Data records
+ + + + +
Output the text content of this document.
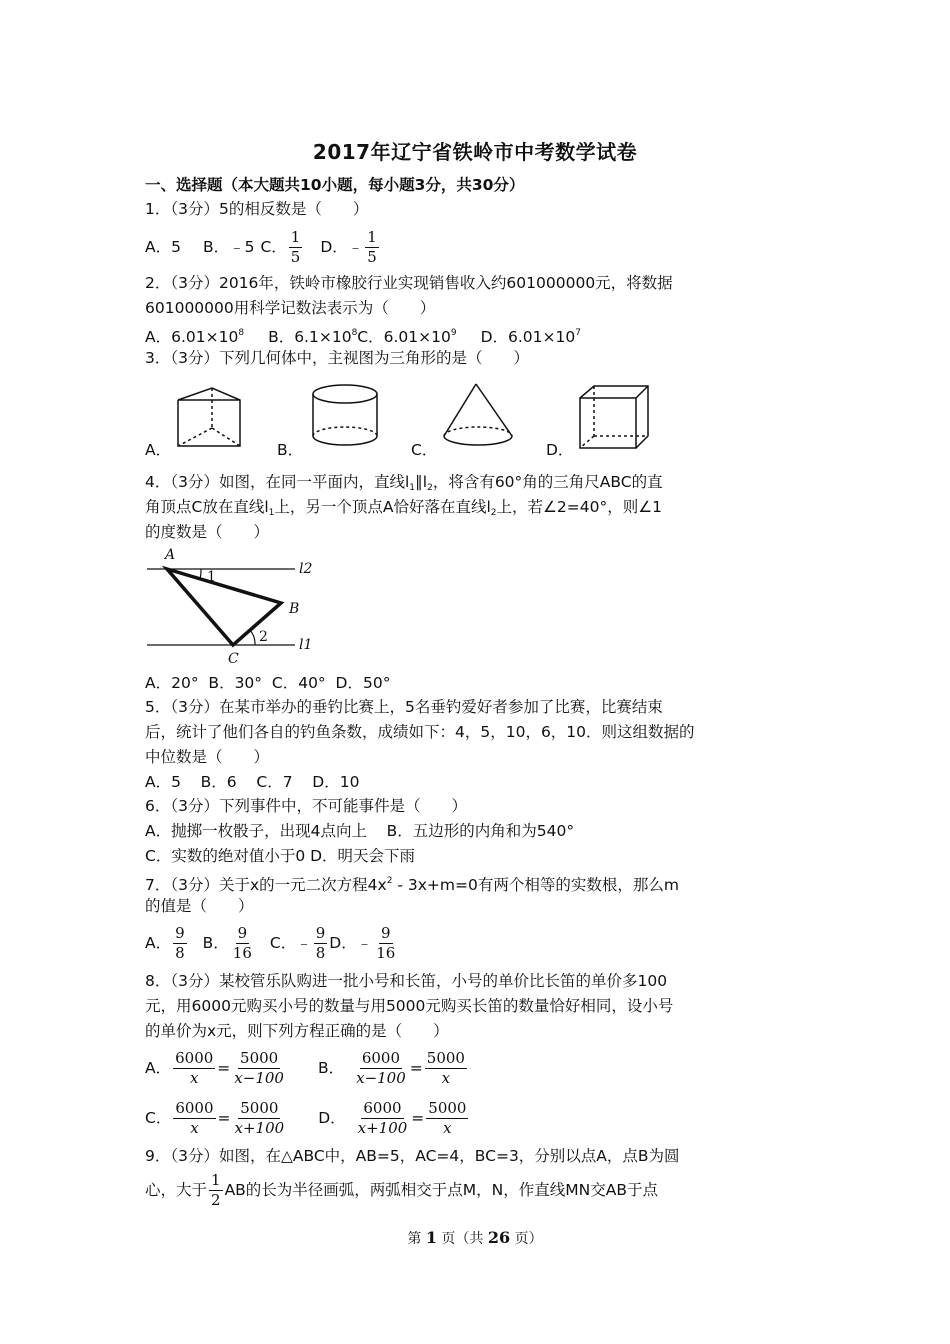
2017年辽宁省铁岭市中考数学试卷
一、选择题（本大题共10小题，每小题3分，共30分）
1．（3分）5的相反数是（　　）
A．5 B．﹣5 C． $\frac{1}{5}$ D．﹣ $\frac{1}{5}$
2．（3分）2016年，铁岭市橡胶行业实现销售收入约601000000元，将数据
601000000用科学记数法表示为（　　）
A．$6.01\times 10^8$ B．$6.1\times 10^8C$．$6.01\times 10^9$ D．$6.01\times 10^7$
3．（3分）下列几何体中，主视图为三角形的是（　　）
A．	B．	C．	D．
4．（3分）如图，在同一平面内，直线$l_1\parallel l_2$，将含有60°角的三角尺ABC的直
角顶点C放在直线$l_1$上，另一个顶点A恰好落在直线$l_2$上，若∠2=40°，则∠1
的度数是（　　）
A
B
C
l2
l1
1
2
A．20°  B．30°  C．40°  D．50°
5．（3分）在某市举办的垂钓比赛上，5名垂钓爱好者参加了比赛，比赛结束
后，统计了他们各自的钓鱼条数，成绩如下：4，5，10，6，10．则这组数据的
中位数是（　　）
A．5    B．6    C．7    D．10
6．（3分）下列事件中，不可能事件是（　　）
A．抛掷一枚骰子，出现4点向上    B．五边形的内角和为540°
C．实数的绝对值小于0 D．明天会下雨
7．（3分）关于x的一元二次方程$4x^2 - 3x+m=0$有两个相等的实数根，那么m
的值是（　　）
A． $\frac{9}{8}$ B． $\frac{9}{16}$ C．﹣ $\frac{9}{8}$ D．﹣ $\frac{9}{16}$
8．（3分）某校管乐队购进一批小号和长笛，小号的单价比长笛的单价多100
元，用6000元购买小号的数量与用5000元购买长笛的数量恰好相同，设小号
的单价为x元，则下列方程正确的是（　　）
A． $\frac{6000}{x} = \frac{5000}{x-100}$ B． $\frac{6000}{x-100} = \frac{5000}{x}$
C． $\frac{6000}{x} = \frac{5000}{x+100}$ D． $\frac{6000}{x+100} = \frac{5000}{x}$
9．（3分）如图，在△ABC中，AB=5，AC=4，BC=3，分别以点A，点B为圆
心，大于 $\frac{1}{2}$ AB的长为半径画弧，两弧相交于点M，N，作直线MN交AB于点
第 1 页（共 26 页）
+ + + + +
- [SET PROBLEM]
Search the lines for the string "frac" and copy every line that has it.

- [RESULT OF THIS TASK]
A．5 B．﹣5 C． $\frac{1}{5}$ D．﹣ $\frac{1}{5}$
A． $\frac{9}{8}$ B． $\frac{9}{16}$ C．﹣ $\frac{9}{8}$ D．﹣ $\frac{9}{16}$
A． $\frac{6000}{x} = \frac{5000}{x-100}$ B． $\frac{6000}{x-100} = \frac{5000}{x}$
C． $\frac{6000}{x} = \frac{5000}{x+100}$ D． $\frac{6000}{x+100} = \frac{5000}{x}$
心，大于 $\frac{1}{2}$ AB的长为半径画弧，两弧相交于点M，N，作直线MN交AB于点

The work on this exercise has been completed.